RECORDED INFORMATION →
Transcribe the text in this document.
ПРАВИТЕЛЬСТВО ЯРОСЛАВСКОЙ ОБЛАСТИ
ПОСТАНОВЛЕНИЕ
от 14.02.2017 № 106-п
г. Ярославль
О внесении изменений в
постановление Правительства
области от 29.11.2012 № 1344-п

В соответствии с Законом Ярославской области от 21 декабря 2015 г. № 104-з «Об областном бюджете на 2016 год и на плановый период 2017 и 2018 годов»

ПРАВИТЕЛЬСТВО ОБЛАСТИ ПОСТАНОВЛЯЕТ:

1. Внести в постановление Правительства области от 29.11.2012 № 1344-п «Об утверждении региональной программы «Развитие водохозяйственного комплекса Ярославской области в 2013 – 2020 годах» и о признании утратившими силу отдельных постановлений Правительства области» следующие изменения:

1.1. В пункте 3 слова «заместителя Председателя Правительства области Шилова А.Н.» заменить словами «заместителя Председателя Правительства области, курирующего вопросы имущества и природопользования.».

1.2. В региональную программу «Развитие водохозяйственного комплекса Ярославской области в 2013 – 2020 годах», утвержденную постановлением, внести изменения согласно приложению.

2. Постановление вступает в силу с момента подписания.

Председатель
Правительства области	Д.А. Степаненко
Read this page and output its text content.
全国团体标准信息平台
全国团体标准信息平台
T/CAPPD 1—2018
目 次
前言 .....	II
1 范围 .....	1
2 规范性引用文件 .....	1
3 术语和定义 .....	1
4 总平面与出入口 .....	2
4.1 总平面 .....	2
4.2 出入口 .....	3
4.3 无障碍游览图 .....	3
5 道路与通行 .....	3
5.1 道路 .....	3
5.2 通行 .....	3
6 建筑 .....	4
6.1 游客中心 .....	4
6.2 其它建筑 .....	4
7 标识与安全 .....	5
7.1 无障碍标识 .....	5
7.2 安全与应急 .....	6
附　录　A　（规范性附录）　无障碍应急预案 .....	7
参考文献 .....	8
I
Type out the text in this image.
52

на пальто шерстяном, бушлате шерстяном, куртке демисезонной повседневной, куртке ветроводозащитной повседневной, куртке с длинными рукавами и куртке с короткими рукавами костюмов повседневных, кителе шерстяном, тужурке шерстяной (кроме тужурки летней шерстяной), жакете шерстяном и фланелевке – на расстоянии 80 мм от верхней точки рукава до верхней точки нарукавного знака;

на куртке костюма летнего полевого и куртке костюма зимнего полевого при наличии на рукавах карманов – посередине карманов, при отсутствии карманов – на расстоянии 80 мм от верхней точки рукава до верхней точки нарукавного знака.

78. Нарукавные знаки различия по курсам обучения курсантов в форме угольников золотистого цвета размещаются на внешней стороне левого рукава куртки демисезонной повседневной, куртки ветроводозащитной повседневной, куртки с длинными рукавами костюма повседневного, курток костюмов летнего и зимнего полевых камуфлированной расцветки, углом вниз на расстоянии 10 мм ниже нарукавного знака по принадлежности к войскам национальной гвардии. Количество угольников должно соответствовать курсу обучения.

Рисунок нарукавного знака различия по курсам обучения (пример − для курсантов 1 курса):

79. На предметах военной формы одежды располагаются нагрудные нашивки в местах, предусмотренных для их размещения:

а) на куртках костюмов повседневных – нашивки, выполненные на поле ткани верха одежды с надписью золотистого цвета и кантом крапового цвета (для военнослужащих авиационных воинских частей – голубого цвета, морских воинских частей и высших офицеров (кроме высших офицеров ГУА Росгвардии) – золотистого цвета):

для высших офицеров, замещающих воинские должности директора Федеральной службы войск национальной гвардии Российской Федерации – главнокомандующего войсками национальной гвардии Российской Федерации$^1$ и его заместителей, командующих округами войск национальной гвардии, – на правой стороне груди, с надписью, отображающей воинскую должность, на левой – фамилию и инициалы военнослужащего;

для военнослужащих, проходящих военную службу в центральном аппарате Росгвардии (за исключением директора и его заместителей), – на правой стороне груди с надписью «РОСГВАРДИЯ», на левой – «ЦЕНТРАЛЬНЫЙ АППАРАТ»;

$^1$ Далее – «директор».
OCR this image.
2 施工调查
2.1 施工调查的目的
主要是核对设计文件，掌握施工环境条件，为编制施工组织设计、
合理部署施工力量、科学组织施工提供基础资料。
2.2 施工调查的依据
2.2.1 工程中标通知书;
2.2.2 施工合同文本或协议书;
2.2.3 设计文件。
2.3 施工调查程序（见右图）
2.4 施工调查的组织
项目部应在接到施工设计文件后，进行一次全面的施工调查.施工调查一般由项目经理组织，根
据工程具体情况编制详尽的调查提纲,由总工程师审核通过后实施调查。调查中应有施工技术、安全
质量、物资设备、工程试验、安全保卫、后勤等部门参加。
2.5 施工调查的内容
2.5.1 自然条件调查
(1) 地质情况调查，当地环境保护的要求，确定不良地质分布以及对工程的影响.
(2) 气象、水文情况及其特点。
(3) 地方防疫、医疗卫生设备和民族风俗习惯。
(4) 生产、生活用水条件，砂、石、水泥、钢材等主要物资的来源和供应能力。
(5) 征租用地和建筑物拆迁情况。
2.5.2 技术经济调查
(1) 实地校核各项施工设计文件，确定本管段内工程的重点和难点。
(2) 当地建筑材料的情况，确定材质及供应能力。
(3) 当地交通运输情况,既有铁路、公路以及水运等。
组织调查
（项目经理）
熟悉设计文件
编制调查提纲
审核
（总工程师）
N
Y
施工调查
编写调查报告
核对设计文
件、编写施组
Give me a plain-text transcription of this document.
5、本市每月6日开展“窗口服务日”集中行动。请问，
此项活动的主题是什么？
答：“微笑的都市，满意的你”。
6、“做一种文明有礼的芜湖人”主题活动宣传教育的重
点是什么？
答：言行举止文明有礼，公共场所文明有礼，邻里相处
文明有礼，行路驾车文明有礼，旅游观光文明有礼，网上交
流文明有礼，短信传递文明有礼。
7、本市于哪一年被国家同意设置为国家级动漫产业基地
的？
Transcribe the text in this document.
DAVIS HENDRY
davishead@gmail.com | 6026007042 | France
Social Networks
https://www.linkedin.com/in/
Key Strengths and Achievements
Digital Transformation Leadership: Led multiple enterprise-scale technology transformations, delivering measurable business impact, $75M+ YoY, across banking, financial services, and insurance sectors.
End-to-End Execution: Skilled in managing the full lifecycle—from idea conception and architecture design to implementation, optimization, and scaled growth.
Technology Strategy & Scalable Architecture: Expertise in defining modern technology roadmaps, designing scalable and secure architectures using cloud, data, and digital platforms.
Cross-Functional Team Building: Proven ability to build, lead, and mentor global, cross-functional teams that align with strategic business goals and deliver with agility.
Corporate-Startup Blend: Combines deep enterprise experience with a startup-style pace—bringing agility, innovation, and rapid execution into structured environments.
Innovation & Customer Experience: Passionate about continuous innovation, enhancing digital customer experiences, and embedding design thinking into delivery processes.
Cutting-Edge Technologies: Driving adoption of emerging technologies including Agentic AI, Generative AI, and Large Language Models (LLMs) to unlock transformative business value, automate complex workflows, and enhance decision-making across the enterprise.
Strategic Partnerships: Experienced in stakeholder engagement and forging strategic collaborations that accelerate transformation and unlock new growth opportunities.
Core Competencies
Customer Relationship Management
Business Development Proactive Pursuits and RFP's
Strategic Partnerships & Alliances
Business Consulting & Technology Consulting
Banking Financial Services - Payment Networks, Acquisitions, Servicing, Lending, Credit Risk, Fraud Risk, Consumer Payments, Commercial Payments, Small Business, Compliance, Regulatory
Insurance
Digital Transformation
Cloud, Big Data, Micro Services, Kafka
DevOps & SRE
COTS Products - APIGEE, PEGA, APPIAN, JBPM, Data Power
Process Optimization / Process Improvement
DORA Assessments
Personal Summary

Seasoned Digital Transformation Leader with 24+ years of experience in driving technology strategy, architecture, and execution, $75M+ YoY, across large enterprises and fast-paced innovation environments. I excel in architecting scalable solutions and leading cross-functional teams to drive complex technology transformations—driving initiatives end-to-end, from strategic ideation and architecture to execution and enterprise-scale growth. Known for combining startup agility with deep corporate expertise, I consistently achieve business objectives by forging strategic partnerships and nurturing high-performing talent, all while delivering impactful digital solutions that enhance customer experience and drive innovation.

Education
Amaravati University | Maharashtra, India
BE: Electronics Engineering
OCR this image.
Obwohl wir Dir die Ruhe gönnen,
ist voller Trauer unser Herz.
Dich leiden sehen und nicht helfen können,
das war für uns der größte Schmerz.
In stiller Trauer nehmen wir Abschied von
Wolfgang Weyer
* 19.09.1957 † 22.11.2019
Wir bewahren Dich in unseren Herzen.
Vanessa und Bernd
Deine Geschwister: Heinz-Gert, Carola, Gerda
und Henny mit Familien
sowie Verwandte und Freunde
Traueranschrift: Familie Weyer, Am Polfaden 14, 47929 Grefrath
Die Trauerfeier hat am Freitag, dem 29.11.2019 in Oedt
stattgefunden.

DIRECTIVE → Gather each line in these records that contains the string "заместителей".

COMPLETED TASK →
для высших офицеров, замещающих воинские должности директора Федеральной службы войск национальной гвардии Российской Федерации – главнокомандующего войсками национальной гвардии Российской Федерации$^1$ и его заместителей, командующих округами войск национальной гвардии, – на правой стороне груди, с надписью, отображающей воинскую должность, на левой – фамилию и инициалы военнослужащего;
для военнослужащих, проходящих военную службу в центральном аппарате Росгвардии (за исключением директора и его заместителей), – на правой стороне груди с надписью «РОСГВАРДИЯ», на левой – «ЦЕНТРАЛЬНЫЙ АППАРАТ»;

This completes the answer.